WHAT NEEDS TO BE DONE
The exercise asks you to copy every line below in which "this" appears.

## START ENTRIES SHOWN

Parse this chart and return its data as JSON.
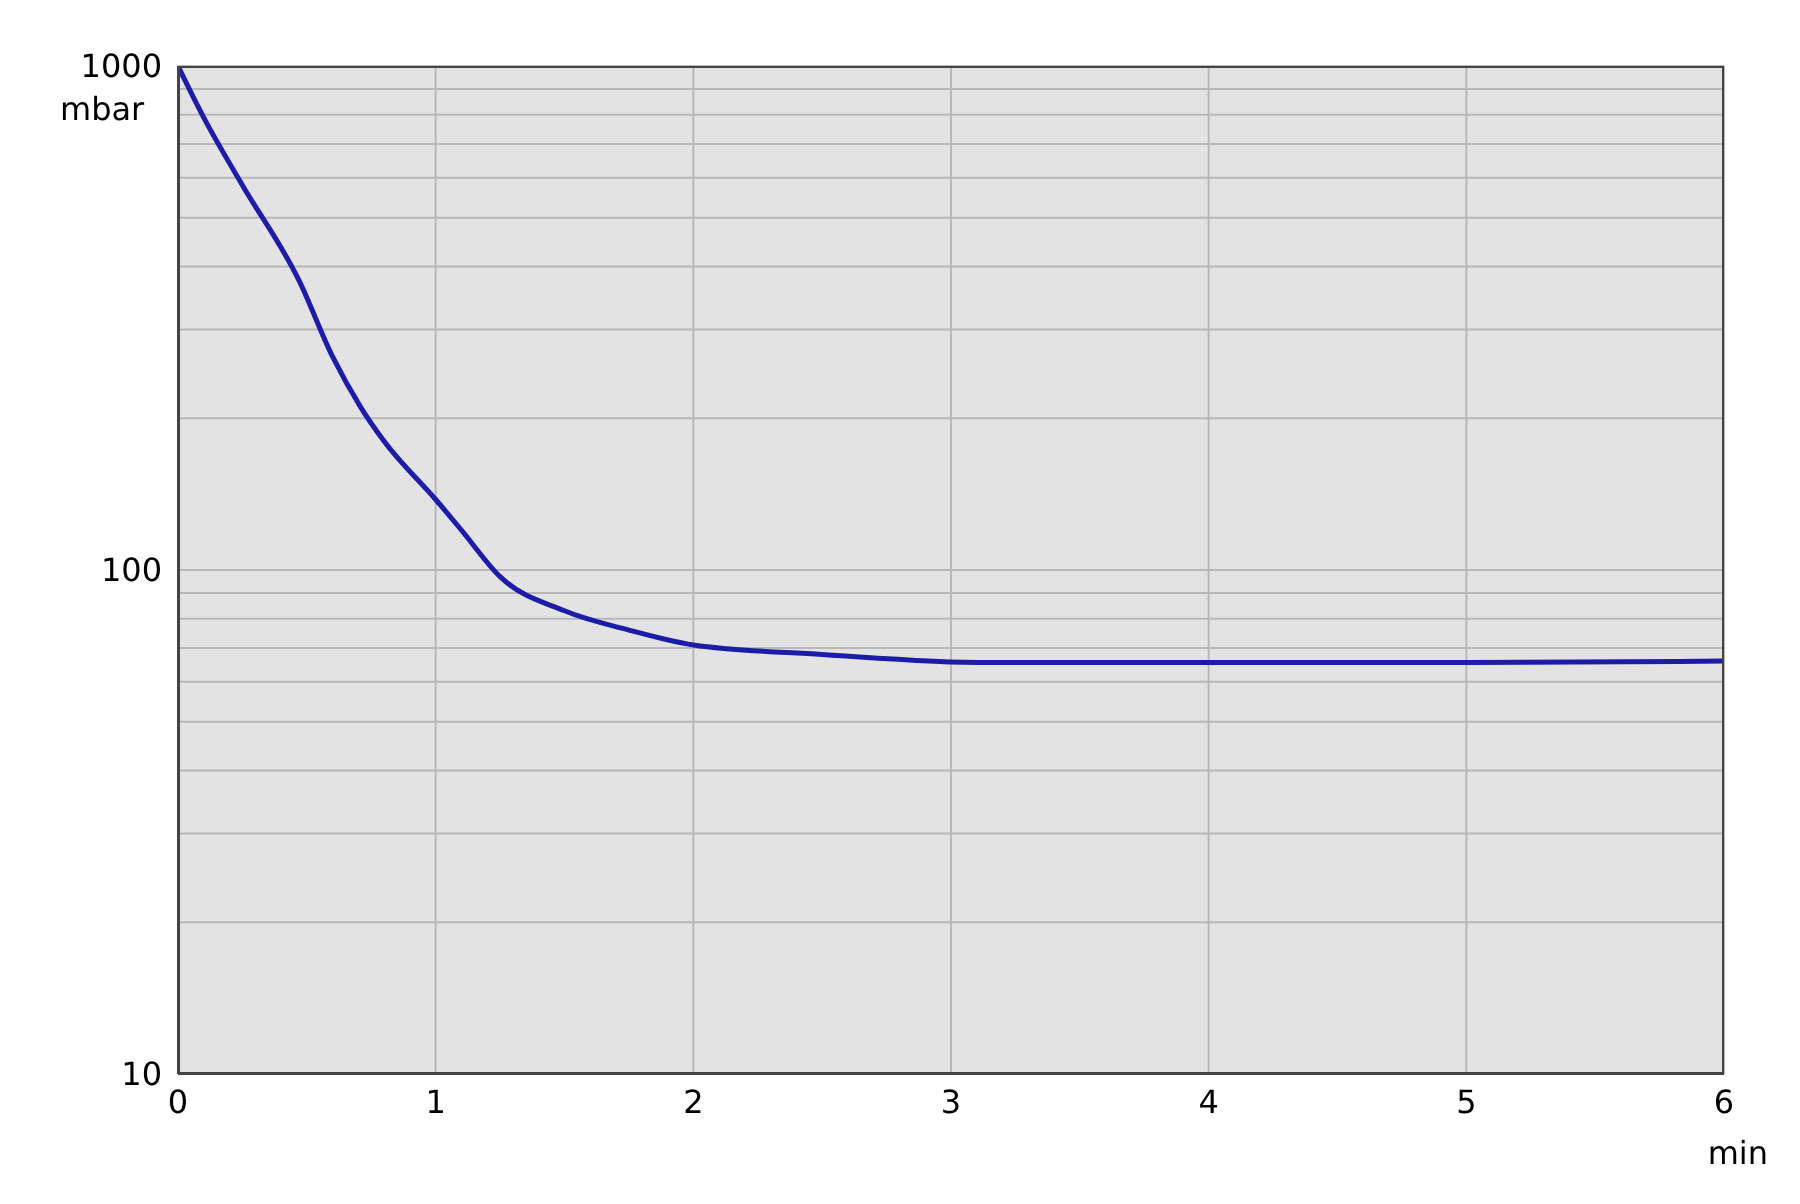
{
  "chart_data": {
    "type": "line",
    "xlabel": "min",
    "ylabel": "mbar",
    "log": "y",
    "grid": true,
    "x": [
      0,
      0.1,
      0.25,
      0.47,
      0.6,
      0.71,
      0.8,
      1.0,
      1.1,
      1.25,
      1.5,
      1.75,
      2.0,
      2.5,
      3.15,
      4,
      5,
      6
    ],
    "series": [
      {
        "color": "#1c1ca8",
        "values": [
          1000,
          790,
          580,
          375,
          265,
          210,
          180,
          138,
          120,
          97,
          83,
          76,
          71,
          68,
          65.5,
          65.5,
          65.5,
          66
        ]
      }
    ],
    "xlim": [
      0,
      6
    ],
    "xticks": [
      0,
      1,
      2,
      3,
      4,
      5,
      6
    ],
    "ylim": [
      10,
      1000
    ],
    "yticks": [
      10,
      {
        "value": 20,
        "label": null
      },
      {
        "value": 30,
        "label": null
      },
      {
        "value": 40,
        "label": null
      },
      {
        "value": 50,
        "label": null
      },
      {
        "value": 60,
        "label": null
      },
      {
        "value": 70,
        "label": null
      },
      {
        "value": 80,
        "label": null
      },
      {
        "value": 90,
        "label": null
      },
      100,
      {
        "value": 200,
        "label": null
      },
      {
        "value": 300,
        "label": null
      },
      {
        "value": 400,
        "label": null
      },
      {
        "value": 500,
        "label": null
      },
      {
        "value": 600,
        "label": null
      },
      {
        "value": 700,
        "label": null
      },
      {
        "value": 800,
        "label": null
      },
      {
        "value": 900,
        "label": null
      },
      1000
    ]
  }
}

## END ENTRIES SHOWN
## START ENTRIES SHOWN

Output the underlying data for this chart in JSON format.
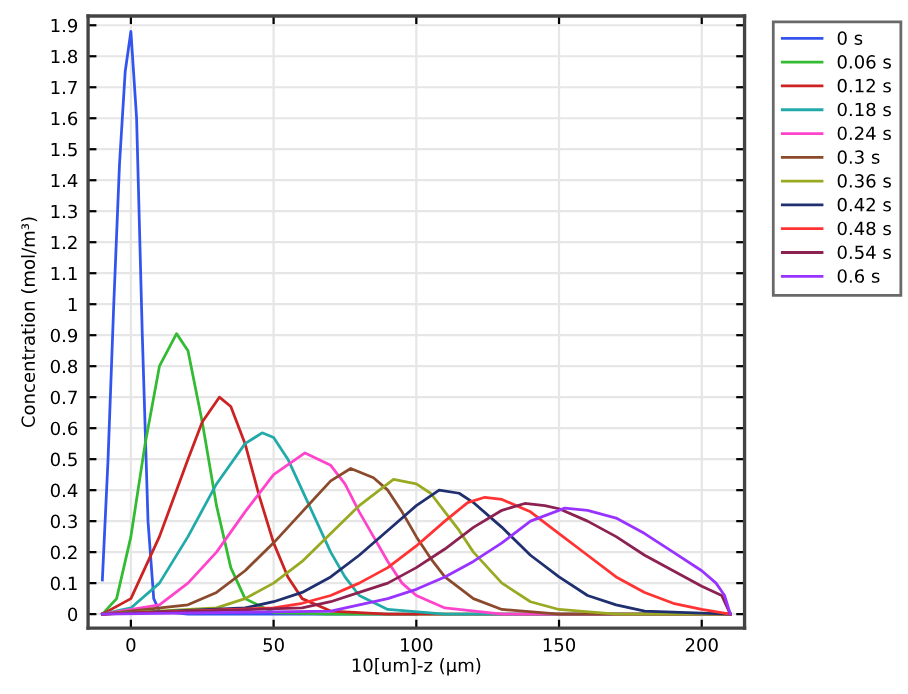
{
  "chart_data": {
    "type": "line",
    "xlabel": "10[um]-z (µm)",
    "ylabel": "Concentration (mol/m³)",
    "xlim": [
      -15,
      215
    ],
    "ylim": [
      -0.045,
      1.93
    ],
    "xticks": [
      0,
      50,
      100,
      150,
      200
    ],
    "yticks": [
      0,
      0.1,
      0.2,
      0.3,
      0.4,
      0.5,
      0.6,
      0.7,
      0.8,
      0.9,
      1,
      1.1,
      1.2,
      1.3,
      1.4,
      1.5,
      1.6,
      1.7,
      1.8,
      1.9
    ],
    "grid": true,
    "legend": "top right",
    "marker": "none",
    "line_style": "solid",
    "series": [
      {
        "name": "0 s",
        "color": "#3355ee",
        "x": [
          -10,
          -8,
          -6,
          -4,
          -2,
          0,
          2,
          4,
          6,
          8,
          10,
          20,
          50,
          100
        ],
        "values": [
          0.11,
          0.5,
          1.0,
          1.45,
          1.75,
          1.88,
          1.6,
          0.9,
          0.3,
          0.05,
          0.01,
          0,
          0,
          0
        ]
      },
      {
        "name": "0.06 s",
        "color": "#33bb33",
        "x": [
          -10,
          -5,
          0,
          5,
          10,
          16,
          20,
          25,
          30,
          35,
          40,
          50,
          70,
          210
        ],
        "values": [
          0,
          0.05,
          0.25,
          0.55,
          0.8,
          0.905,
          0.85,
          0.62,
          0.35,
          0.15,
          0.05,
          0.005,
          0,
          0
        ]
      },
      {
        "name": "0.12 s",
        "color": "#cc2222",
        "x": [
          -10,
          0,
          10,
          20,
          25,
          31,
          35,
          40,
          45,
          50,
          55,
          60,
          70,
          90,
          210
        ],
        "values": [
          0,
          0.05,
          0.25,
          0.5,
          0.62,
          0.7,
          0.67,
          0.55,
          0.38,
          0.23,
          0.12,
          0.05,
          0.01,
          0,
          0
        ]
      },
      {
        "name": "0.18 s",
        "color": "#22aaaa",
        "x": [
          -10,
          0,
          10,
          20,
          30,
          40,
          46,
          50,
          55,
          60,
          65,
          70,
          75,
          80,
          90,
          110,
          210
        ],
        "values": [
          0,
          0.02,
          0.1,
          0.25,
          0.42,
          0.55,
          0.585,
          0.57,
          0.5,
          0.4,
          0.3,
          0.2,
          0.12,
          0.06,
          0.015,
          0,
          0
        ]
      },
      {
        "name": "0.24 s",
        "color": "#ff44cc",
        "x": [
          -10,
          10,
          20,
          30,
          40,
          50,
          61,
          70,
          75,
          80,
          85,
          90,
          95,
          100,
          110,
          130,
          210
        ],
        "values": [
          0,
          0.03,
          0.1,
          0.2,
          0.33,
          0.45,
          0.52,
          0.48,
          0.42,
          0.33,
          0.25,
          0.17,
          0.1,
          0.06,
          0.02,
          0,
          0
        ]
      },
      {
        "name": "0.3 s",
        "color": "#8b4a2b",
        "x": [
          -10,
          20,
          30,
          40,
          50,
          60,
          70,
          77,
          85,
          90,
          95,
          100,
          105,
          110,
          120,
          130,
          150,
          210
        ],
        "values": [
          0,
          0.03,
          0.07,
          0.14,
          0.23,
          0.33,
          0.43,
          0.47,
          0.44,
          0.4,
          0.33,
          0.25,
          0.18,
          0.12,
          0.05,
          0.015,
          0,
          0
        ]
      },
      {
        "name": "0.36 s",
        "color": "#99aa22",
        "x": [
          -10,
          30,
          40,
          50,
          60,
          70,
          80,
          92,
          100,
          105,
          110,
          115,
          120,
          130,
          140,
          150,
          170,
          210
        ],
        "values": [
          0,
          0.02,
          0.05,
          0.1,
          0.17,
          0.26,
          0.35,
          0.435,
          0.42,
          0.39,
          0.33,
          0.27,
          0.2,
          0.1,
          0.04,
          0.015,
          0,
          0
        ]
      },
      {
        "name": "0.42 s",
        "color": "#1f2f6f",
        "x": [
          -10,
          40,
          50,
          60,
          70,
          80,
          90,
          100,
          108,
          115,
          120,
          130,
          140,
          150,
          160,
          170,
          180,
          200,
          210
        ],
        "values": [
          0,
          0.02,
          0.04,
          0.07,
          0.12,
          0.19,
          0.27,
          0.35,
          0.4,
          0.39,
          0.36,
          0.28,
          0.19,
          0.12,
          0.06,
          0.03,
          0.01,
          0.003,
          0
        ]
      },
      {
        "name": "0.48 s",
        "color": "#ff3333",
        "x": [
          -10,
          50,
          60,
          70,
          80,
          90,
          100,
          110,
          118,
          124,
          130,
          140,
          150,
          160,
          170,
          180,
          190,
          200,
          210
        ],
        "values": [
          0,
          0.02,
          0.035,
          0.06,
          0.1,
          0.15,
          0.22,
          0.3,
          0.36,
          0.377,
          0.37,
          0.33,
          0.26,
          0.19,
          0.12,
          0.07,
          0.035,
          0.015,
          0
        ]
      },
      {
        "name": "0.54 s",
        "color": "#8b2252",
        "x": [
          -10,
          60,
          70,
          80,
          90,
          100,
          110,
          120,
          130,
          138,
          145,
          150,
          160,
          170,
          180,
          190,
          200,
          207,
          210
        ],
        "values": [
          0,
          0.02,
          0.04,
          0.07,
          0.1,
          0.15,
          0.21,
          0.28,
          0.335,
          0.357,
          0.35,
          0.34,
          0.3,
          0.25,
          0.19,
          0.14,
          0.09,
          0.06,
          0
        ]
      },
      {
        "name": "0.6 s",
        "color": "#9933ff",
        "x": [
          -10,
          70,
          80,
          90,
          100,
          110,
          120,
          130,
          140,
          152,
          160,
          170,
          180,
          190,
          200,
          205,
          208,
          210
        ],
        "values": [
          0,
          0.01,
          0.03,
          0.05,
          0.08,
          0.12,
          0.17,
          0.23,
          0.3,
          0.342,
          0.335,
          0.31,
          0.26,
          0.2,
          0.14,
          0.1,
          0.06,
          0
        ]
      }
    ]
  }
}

## END ENTRIES SHOWN
## START ENTRIES SHOWN

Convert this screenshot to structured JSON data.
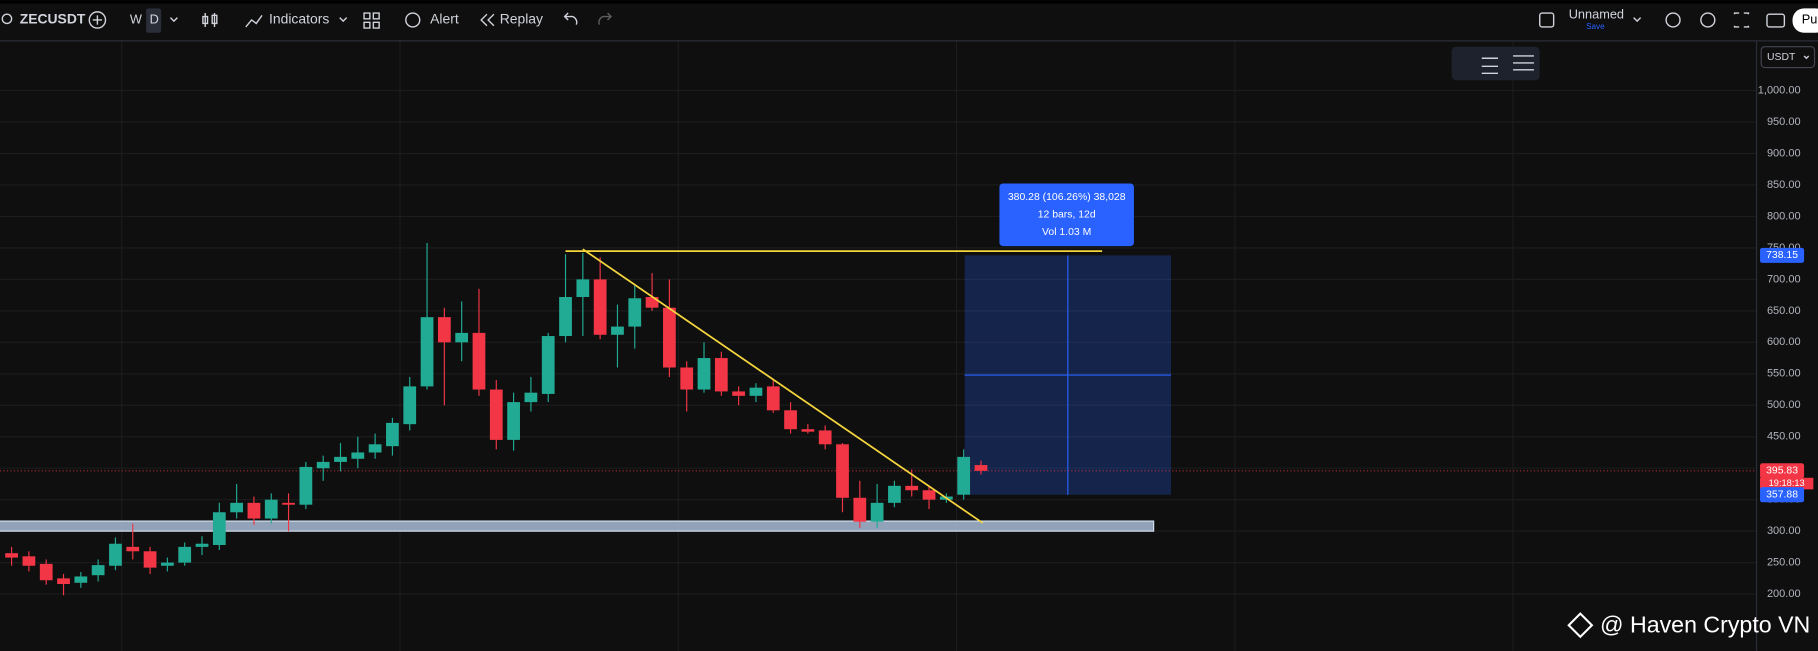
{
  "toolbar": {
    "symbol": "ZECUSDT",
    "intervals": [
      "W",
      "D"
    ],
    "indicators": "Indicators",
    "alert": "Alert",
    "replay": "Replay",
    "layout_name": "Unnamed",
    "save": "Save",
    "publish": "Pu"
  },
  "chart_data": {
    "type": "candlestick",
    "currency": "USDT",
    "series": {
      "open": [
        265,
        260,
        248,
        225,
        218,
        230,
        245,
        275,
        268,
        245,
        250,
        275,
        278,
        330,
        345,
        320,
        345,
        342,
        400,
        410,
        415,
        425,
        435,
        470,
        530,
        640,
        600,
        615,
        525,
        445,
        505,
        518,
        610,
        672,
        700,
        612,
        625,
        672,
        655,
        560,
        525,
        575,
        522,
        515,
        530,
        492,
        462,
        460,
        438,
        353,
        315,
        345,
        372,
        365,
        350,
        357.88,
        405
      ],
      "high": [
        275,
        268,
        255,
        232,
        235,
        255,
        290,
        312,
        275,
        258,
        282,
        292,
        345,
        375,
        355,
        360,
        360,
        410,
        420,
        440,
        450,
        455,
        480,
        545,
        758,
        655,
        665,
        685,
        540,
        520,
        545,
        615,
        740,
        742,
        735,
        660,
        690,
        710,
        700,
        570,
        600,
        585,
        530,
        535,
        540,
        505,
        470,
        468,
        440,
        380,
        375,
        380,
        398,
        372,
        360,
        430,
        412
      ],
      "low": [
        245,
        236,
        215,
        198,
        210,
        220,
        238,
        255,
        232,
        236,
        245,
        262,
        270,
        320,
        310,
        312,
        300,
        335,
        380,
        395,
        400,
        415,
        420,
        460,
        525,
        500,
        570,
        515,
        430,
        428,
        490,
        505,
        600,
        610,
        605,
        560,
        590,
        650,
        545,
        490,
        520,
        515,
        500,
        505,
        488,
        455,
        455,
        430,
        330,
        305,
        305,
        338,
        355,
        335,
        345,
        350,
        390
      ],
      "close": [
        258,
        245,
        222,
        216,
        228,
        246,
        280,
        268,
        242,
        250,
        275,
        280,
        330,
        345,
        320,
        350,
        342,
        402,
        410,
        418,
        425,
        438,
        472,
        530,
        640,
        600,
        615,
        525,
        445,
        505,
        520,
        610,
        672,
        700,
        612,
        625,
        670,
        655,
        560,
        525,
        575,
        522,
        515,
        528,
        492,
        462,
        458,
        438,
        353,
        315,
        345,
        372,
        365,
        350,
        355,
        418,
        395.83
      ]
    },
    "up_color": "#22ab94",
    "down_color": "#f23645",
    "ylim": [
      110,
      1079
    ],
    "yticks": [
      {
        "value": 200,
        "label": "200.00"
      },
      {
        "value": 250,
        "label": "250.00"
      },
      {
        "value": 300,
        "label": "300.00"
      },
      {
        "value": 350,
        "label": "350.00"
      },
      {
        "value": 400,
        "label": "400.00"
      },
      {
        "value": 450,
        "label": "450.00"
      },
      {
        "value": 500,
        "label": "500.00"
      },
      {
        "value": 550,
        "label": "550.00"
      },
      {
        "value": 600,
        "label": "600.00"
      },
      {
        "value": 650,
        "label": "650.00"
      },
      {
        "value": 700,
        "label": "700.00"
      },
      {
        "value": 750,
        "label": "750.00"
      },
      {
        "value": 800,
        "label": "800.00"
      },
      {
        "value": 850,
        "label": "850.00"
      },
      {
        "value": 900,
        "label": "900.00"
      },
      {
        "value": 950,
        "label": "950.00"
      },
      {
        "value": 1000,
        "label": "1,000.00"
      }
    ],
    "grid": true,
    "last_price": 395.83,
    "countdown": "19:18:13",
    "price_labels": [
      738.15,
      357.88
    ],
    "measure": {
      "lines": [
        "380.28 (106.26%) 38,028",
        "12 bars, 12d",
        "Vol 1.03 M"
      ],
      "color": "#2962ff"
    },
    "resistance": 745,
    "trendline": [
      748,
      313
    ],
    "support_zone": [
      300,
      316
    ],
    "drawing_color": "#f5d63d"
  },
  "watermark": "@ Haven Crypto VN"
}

## END ENTRIES SHOWN

THE ANSWER
Parse this chart and return its data as JSON.
Output the underlying data for this chart in JSON format.
Convert this screenshot to structured JSON data.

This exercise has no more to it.